• What the exercise asks: Give back the full listing, character for character, with no pictures.

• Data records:
——

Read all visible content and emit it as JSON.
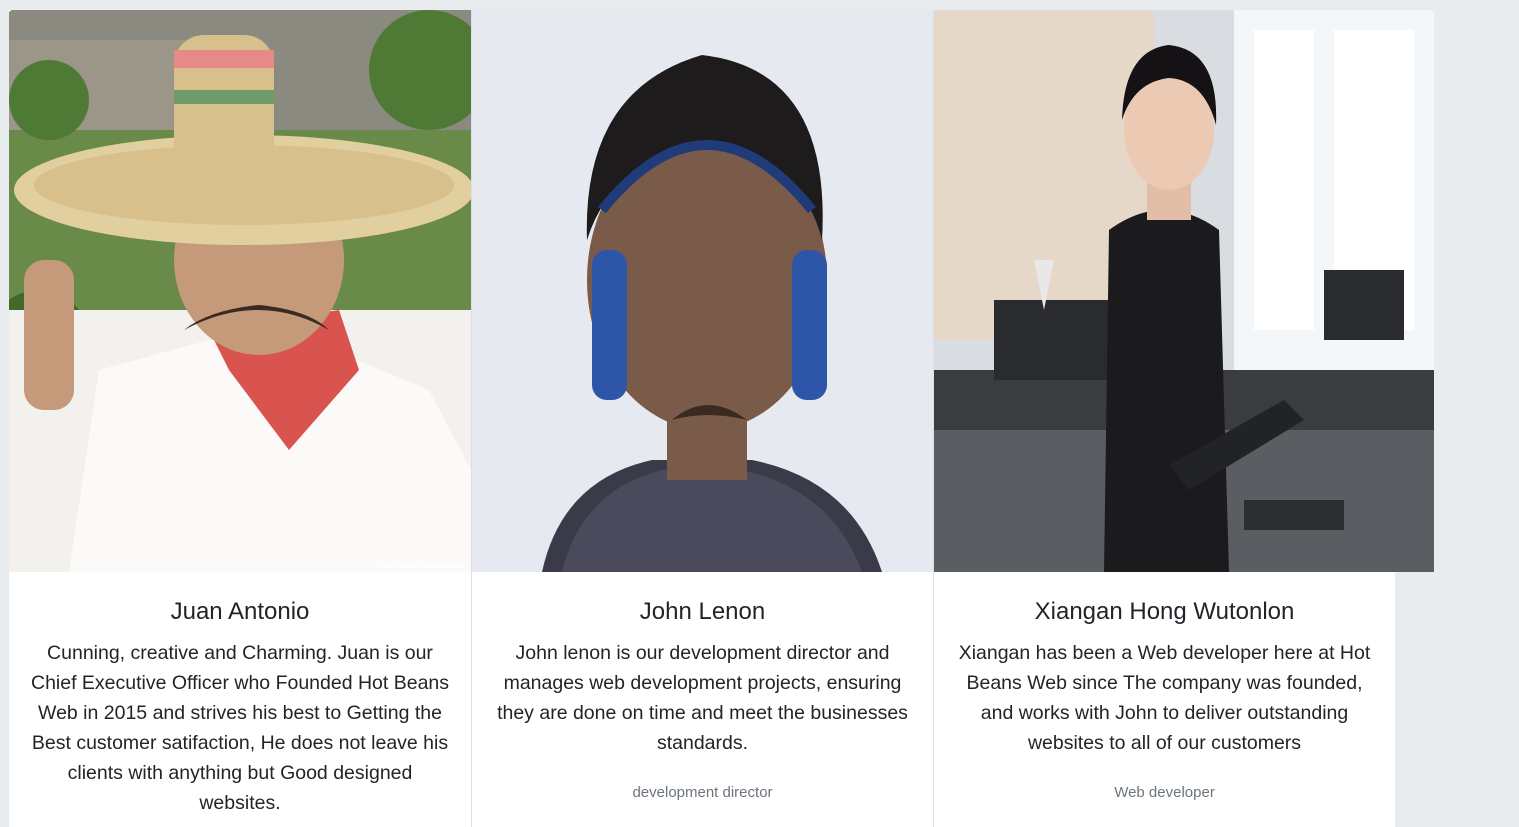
{
  "team": [
    {
      "name": "Juan Antonio",
      "bio": "Cunning, creative and Charming. Juan is our Chief Executive Officer who Founded Hot Beans Web in 2015 and strives his best to Getting the Best customer satifaction, He does not leave his clients with anything but Good designed websites.",
      "role": "",
      "photo_caption": "Handlebar Moustache",
      "photo_icon": "person-photo"
    },
    {
      "name": "John Lenon",
      "bio": "John lenon is our development director and manages web development projects, ensuring they are done on time and meet the businesses standards.",
      "role": "development director",
      "photo_icon": "person-photo"
    },
    {
      "name": "Xiangan Hong Wutonlon",
      "bio": "Xiangan has been a Web developer here at Hot Beans Web since The company was founded, and works with John to deliver outstanding websites to all of our customers",
      "role": "Web developer",
      "photo_icon": "person-photo"
    }
  ]
}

——

• Problem solution:
Read all visible content and emit it as JSON.
{
  "team": [
    {
      "name": "Juan Antonio",
      "bio": "Cunning, creative and Charming. Juan is our Chief Executive Officer who Founded Hot Beans Web in 2015 and strives his best to Getting the Best customer satifaction, He does not leave his clients with anything but Good designed websites.",
      "role": "",
      "photo_caption": "Handlebar Moustache",
      "photo_icon": "person-photo"
    },
    {
      "name": "John Lenon",
      "bio": "John lenon is our development director and manages web development projects, ensuring they are done on time and meet the businesses standards.",
      "role": "development director",
      "photo_icon": "person-photo"
    },
    {
      "name": "Xiangan Hong Wutonlon",
      "bio": "Xiangan has been a Web developer here at Hot Beans Web since The company was founded, and works with John to deliver outstanding websites to all of our customers",
      "role": "Web developer",
      "photo_icon": "person-photo"
    }
  ]
}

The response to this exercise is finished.